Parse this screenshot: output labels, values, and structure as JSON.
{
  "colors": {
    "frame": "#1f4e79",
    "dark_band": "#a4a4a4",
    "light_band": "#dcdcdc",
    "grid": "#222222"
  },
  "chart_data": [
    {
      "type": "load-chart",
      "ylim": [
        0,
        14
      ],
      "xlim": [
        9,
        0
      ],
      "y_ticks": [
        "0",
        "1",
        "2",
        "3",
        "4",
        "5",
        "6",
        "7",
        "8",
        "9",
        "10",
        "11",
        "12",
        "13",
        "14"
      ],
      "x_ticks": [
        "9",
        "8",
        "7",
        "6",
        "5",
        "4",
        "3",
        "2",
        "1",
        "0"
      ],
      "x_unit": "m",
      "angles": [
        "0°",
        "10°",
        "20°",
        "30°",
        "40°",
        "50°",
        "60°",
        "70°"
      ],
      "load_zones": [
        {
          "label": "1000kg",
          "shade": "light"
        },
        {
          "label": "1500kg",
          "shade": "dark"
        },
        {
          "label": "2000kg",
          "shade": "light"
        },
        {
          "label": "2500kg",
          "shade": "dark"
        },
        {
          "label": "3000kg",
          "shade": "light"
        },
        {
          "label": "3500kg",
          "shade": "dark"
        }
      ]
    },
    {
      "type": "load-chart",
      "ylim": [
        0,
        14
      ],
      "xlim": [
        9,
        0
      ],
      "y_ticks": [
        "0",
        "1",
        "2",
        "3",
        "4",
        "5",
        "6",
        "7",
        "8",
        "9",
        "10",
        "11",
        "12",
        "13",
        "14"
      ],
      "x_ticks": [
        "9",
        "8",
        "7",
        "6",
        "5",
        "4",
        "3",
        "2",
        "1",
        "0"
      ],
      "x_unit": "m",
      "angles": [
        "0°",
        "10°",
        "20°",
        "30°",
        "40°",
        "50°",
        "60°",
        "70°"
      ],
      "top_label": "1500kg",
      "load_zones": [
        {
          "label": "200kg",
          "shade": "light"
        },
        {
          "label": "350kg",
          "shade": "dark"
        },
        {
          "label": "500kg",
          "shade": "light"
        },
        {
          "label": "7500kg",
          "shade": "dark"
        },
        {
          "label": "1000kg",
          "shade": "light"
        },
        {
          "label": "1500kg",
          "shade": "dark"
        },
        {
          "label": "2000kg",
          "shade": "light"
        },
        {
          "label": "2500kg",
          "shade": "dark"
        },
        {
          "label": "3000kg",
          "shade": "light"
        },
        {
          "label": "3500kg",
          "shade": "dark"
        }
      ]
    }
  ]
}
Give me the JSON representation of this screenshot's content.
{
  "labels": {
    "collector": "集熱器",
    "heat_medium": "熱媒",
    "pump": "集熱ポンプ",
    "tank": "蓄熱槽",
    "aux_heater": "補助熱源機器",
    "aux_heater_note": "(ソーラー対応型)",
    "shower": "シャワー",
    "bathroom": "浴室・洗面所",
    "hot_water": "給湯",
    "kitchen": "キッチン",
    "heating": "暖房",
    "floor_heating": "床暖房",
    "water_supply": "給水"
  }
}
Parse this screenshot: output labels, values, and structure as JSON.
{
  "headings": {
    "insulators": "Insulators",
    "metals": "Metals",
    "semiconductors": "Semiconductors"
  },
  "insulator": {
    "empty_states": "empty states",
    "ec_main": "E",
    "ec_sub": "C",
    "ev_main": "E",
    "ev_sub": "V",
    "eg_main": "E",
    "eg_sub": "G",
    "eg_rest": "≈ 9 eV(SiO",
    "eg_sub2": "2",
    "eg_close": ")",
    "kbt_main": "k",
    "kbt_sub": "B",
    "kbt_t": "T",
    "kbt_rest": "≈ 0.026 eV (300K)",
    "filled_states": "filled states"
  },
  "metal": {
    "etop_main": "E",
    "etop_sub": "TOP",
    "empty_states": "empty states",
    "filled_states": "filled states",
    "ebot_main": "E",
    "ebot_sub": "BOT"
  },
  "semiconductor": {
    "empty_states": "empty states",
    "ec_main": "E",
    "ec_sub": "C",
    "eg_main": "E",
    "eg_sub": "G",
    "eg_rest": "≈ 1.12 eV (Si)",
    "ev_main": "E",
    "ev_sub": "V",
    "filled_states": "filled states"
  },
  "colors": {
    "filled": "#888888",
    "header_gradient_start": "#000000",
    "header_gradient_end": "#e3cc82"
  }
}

• [Problem details]:
Quote the entire listing above exactly.

• [Final result]:
Parse this screenshot: output labels, values, and structure as JSON.
{
  "colors": {
    "frame": "#1f4e79",
    "dark_band": "#a4a4a4",
    "light_band": "#dcdcdc",
    "grid": "#222222"
  },
  "chart_data": [
    {
      "type": "load-chart",
      "ylim": [
        0,
        14
      ],
      "xlim": [
        9,
        0
      ],
      "y_ticks": [
        "0",
        "1",
        "2",
        "3",
        "4",
        "5",
        "6",
        "7",
        "8",
        "9",
        "10",
        "11",
        "12",
        "13",
        "14"
      ],
      "x_ticks": [
        "9",
        "8",
        "7",
        "6",
        "5",
        "4",
        "3",
        "2",
        "1",
        "0"
      ],
      "x_unit": "m",
      "angles": [
        "0°",
        "10°",
        "20°",
        "30°",
        "40°",
        "50°",
        "60°",
        "70°"
      ],
      "load_zones": [
        {
          "label": "1000kg",
          "shade": "light"
        },
        {
          "label": "1500kg",
          "shade": "dark"
        },
        {
          "label": "2000kg",
          "shade": "light"
        },
        {
          "label": "2500kg",
          "shade": "dark"
        },
        {
          "label": "3000kg",
          "shade": "light"
        },
        {
          "label": "3500kg",
          "shade": "dark"
        }
      ]
    },
    {
      "type": "load-chart",
      "ylim": [
        0,
        14
      ],
      "xlim": [
        9,
        0
      ],
      "y_ticks": [
        "0",
        "1",
        "2",
        "3",
        "4",
        "5",
        "6",
        "7",
        "8",
        "9",
        "10",
        "11",
        "12",
        "13",
        "14"
      ],
      "x_ticks": [
        "9",
        "8",
        "7",
        "6",
        "5",
        "4",
        "3",
        "2",
        "1",
        "0"
      ],
      "x_unit": "m",
      "angles": [
        "0°",
        "10°",
        "20°",
        "30°",
        "40°",
        "50°",
        "60°",
        "70°"
      ],
      "top_label": "1500kg",
      "load_zones": [
        {
          "label": "200kg",
          "shade": "light"
        },
        {
          "label": "350kg",
          "shade": "dark"
        },
        {
          "label": "500kg",
          "shade": "light"
        },
        {
          "label": "7500kg",
          "shade": "dark"
        },
        {
          "label": "1000kg",
          "shade": "light"
        },
        {
          "label": "1500kg",
          "shade": "dark"
        },
        {
          "label": "2000kg",
          "shade": "light"
        },
        {
          "label": "2500kg",
          "shade": "dark"
        },
        {
          "label": "3000kg",
          "shade": "light"
        },
        {
          "label": "3500kg",
          "shade": "dark"
        }
      ]
    }
  ]
}
Give me the JSON representation of this screenshot's content.
{
  "labels": {
    "collector": "集熱器",
    "heat_medium": "熱媒",
    "pump": "集熱ポンプ",
    "tank": "蓄熱槽",
    "aux_heater": "補助熱源機器",
    "aux_heater_note": "(ソーラー対応型)",
    "shower": "シャワー",
    "bathroom": "浴室・洗面所",
    "hot_water": "給湯",
    "kitchen": "キッチン",
    "heating": "暖房",
    "floor_heating": "床暖房",
    "water_supply": "給水"
  }
}
Parse this screenshot: output labels, values, and structure as JSON.
{
  "headings": {
    "insulators": "Insulators",
    "metals": "Metals",
    "semiconductors": "Semiconductors"
  },
  "insulator": {
    "empty_states": "empty states",
    "ec_main": "E",
    "ec_sub": "C",
    "ev_main": "E",
    "ev_sub": "V",
    "eg_main": "E",
    "eg_sub": "G",
    "eg_rest": "≈ 9 eV(SiO",
    "eg_sub2": "2",
    "eg_close": ")",
    "kbt_main": "k",
    "kbt_sub": "B",
    "kbt_t": "T",
    "kbt_rest": "≈ 0.026 eV (300K)",
    "filled_states": "filled states"
  },
  "metal": {
    "etop_main": "E",
    "etop_sub": "TOP",
    "empty_states": "empty states",
    "filled_states": "filled states",
    "ebot_main": "E",
    "ebot_sub": "BOT"
  },
  "semiconductor": {
    "empty_states": "empty states",
    "ec_main": "E",
    "ec_sub": "C",
    "eg_main": "E",
    "eg_sub": "G",
    "eg_rest": "≈ 1.12 eV (Si)",
    "ev_main": "E",
    "ev_sub": "V",
    "filled_states": "filled states"
  },
  "colors": {
    "filled": "#888888",
    "header_gradient_start": "#000000",
    "header_gradient_end": "#e3cc82"
  }
}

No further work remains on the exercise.